- _DIRECTIONS FOR THIS TASK_: Repeat every entry word for word, skipping the pictures.

- _INPUT DATA_:
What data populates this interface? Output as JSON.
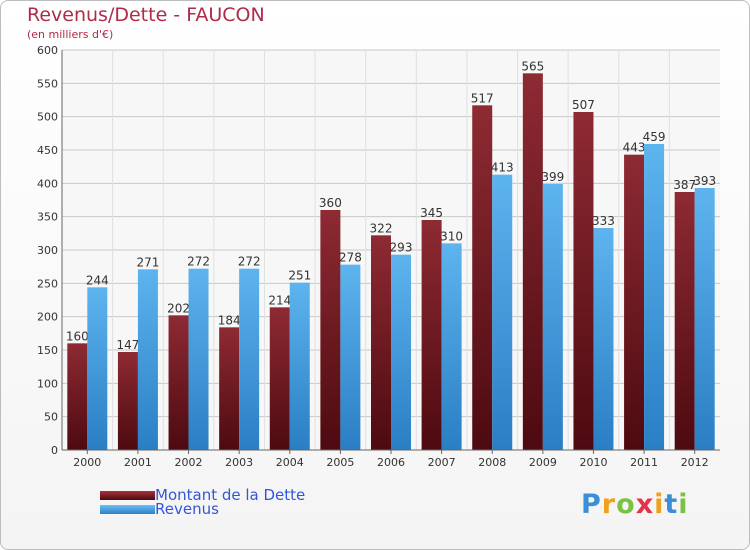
{
  "chart_data": {
    "type": "bar",
    "title": "Revenus/Dette - FAUCON",
    "subtitle": "(en milliers d'€)",
    "categories": [
      "2000",
      "2001",
      "2002",
      "2003",
      "2004",
      "2005",
      "2006",
      "2007",
      "2008",
      "2009",
      "2010",
      "2011",
      "2012"
    ],
    "series": [
      {
        "name": "Montant de la Dette",
        "color": "#7a1a22",
        "values": [
          160,
          147,
          202,
          184,
          214,
          360,
          322,
          345,
          517,
          565,
          507,
          443,
          387
        ]
      },
      {
        "name": "Revenus",
        "color": "#4aa3e6",
        "values": [
          244,
          271,
          272,
          272,
          251,
          278,
          293,
          310,
          413,
          399,
          333,
          459,
          393
        ]
      }
    ],
    "ylim": [
      0,
      600
    ],
    "ytick_step": 50,
    "grid": true,
    "legend_position": "bottom-left"
  },
  "logo": {
    "letters": [
      "P",
      "r",
      "o",
      "x",
      "i",
      "t",
      "i"
    ],
    "colors": [
      "#3b8fd6",
      "#f2a01c",
      "#7cc242",
      "#e2334a",
      "#f2a01c",
      "#3b8fd6",
      "#7cc242"
    ]
  }
}
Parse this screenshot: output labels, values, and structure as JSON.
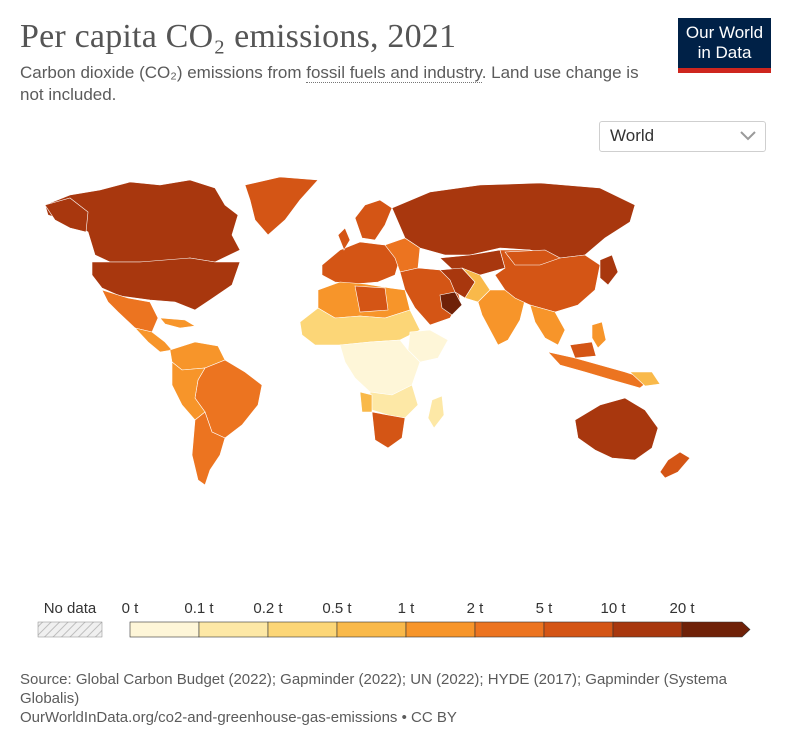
{
  "header": {
    "title": "Per capita CO₂ emissions, 2021",
    "subtitle_pre": "Carbon dioxide (CO₂) emissions from ",
    "subtitle_link": "fossil fuels and industry",
    "subtitle_post": ". Land use change is not included."
  },
  "logo": {
    "line1": "Our World",
    "line2": "in Data",
    "bg_color": "#002147",
    "bar_color": "#ce261e"
  },
  "region_select": {
    "value": "World",
    "icon": "chevron-down-icon"
  },
  "legend": {
    "no_data_label": "No data",
    "bins": [
      {
        "label": "0 t",
        "color": "#fef6d8"
      },
      {
        "label": "0.1 t",
        "color": "#fde8a6"
      },
      {
        "label": "0.2 t",
        "color": "#fcd677"
      },
      {
        "label": "0.5 t",
        "color": "#f9b94a"
      },
      {
        "label": "1 t",
        "color": "#f7952a"
      },
      {
        "label": "2 t",
        "color": "#ec7420"
      },
      {
        "label": "5 t",
        "color": "#d45515"
      },
      {
        "label": "10 t",
        "color": "#a8370e"
      },
      {
        "label": "20 t",
        "color": "#6f2108"
      }
    ]
  },
  "footer": {
    "source": "Source: Global Carbon Budget (2022); Gapminder (2022); UN (2022); HYDE (2017); Gapminder (Systema Globalis)",
    "url": "OurWorldInData.org/co2-and-greenhouse-gas-emissions • CC BY"
  }
}
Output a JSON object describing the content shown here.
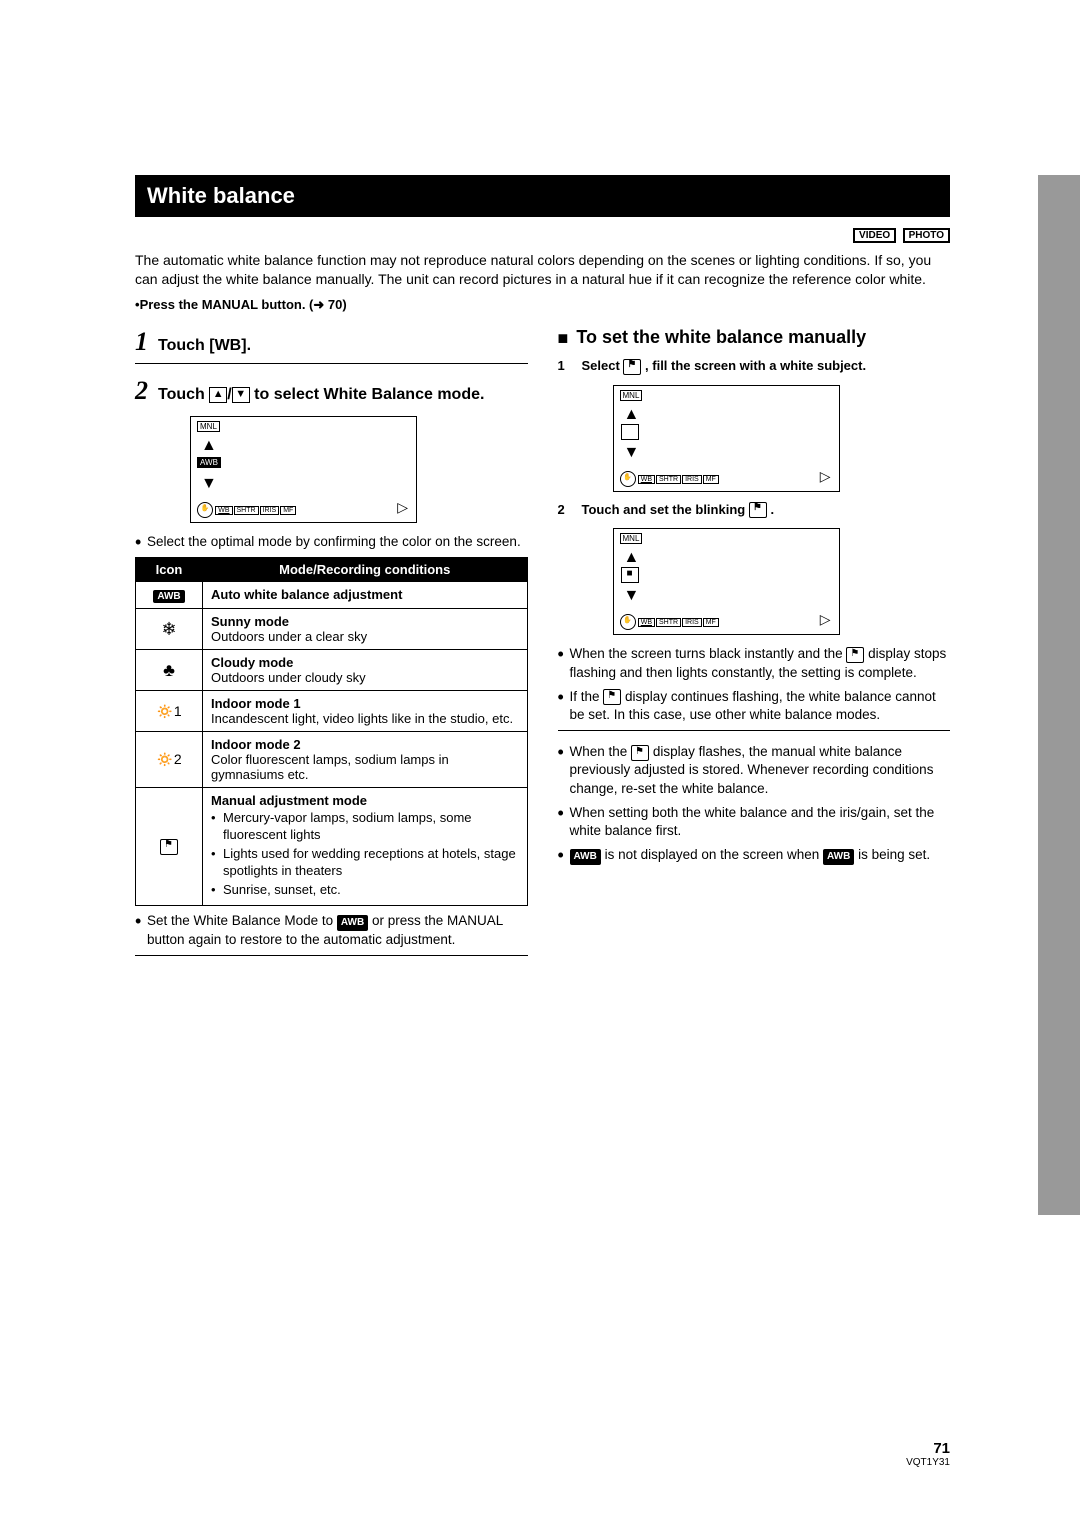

- _RIGHT ANSWER_:
What data populates this interface? Output as JSON.
{
  "chart_data": {
    "type": "bar",
    "title": "Revenus/Dette - FAUCON",
    "subtitle": "(en milliers d'€)",
    "categories": [
      "2000",
      "2001",
      "2002",
      "2003",
      "2004",
      "2005",
      "2006",
      "2007",
      "2008",
      "2009",
      "2010",
      "2011",
      "2012"
    ],
    "series": [
      {
        "name": "Montant de la Dette",
        "color": "#7a1a22",
        "values": [
          160,
          147,
          202,
          184,
          214,
          360,
          322,
          345,
          517,
          565,
          507,
          443,
          387
        ]
      },
      {
        "name": "Revenus",
        "color": "#4aa3e6",
        "values": [
          244,
          271,
          272,
          272,
          251,
          278,
          293,
          310,
          413,
          399,
          333,
          459,
          393
        ]
      }
    ],
    "ylim": [
      0,
      600
    ],
    "ytick_step": 50,
    "grid": true,
    "legend_position": "bottom-left"
  },
  "logo": {
    "letters": [
      "P",
      "r",
      "o",
      "x",
      "i",
      "t",
      "i"
    ],
    "colors": [
      "#3b8fd6",
      "#f2a01c",
      "#7cc242",
      "#e2334a",
      "#f2a01c",
      "#3b8fd6",
      "#7cc242"
    ]
  }
}
Parse this screenshot: output labels, values, and structure as JSON.
{
  "header": {
    "title": "Per capita CO₂ emissions, 2021",
    "subtitle_pre": "Carbon dioxide (CO₂) emissions from ",
    "subtitle_link": "fossil fuels and industry",
    "subtitle_post": ". Land use change is not included."
  },
  "logo": {
    "line1": "Our World",
    "line2": "in Data",
    "bg_color": "#002147",
    "bar_color": "#ce261e"
  },
  "region_select": {
    "value": "World",
    "icon": "chevron-down-icon"
  },
  "legend": {
    "no_data_label": "No data",
    "bins": [
      {
        "label": "0 t",
        "color": "#fef6d8"
      },
      {
        "label": "0.1 t",
        "color": "#fde8a6"
      },
      {
        "label": "0.2 t",
        "color": "#fcd677"
      },
      {
        "label": "0.5 t",
        "color": "#f9b94a"
      },
      {
        "label": "1 t",
        "color": "#f7952a"
      },
      {
        "label": "2 t",
        "color": "#ec7420"
      },
      {
        "label": "5 t",
        "color": "#d45515"
      },
      {
        "label": "10 t",
        "color": "#a8370e"
      },
      {
        "label": "20 t",
        "color": "#6f2108"
      }
    ]
  },
  "footer": {
    "source": "Source: Global Carbon Budget (2022); Gapminder (2022); UN (2022); HYDE (2017); Gapminder (Systema Globalis)",
    "url": "OurWorldInData.org/co2-and-greenhouse-gas-emissions • CC BY"
  }
}
Output a JSON object describing the content shown here.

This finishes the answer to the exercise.